(A run of records)
- - -

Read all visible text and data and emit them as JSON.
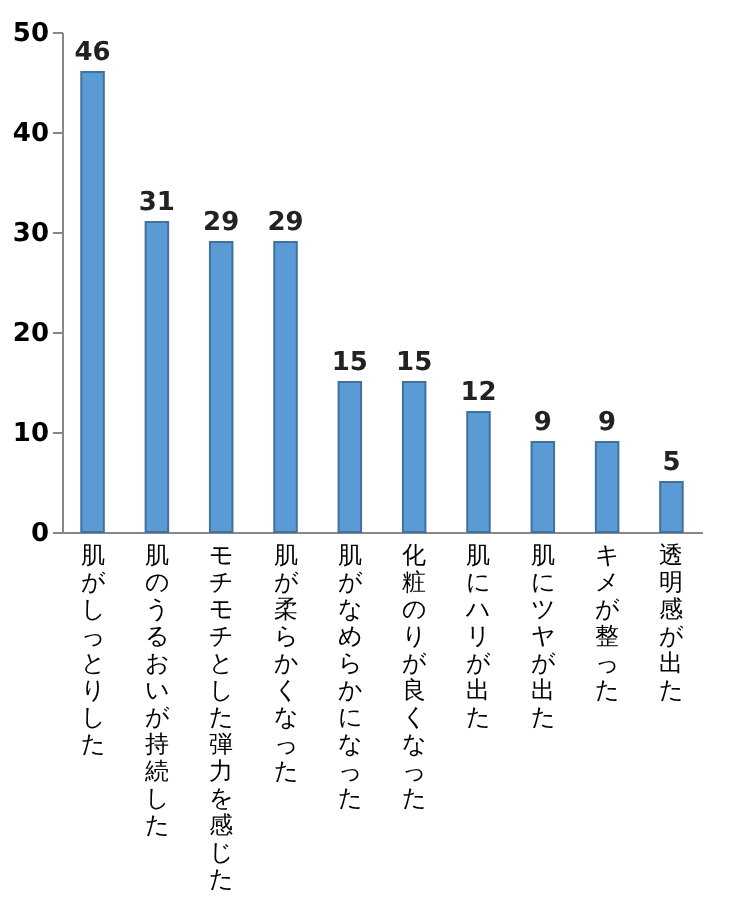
{
  "chart_data": {
    "type": "bar",
    "categories": [
      "肌がしっとりした",
      "肌のうるおいが持続した",
      "モチモチとした弾力を感じた",
      "肌が柔らかくなった",
      "肌がなめらかになった",
      "化粧のりが良くなった",
      "肌にハリが出た",
      "肌にツヤが出た",
      "キメが整った",
      "透明感が出た"
    ],
    "values": [
      46,
      31,
      29,
      29,
      15,
      15,
      12,
      9,
      9,
      5
    ],
    "color": "#5b9bd5",
    "ylim": [
      0,
      50
    ],
    "yticks": [
      0,
      10,
      20,
      30,
      40,
      50
    ],
    "data_labels": true
  }
}
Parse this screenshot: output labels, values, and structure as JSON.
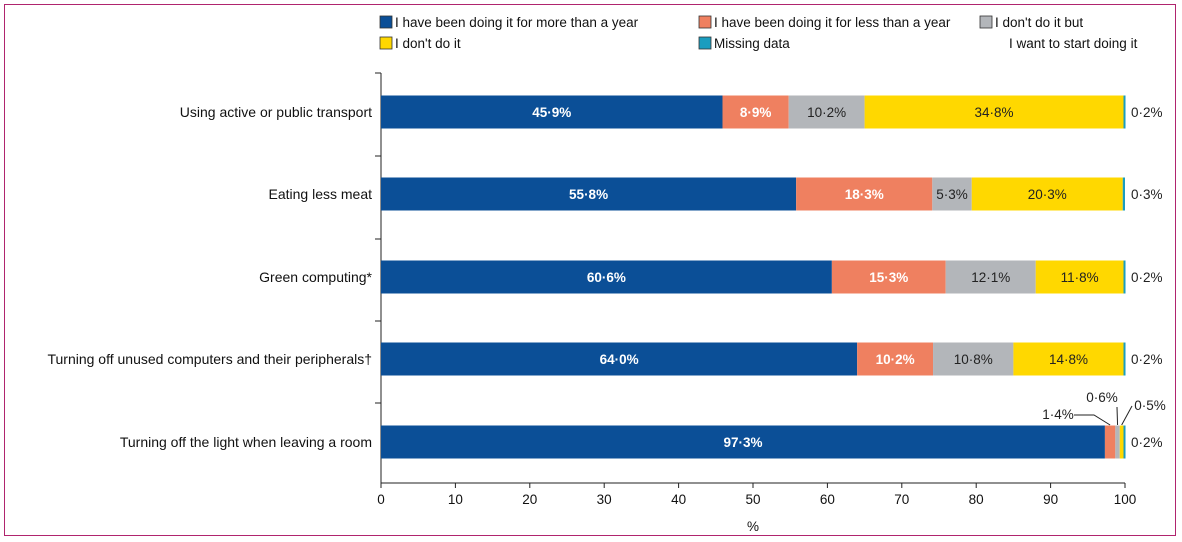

- - -

Required work: Give the data above again in full and unchanged, skipping the pictures.

Exercise solution:
Read all visible text and data and emit them as JSON.
{
  "chart_data": {
    "type": "bar",
    "categories": [
      "肌がしっとりした",
      "肌のうるおいが持続した",
      "モチモチとした弾力を感じた",
      "肌が柔らかくなった",
      "肌がなめらかになった",
      "化粧のりが良くなった",
      "肌にハリが出た",
      "肌にツヤが出た",
      "キメが整った",
      "透明感が出た"
    ],
    "values": [
      46,
      31,
      29,
      29,
      15,
      15,
      12,
      9,
      9,
      5
    ],
    "color": "#5b9bd5",
    "ylim": [
      0,
      50
    ],
    "yticks": [
      0,
      10,
      20,
      30,
      40,
      50
    ],
    "data_labels": true
  }
}
Parse this screenshot: output labels, values, and structure as JSON.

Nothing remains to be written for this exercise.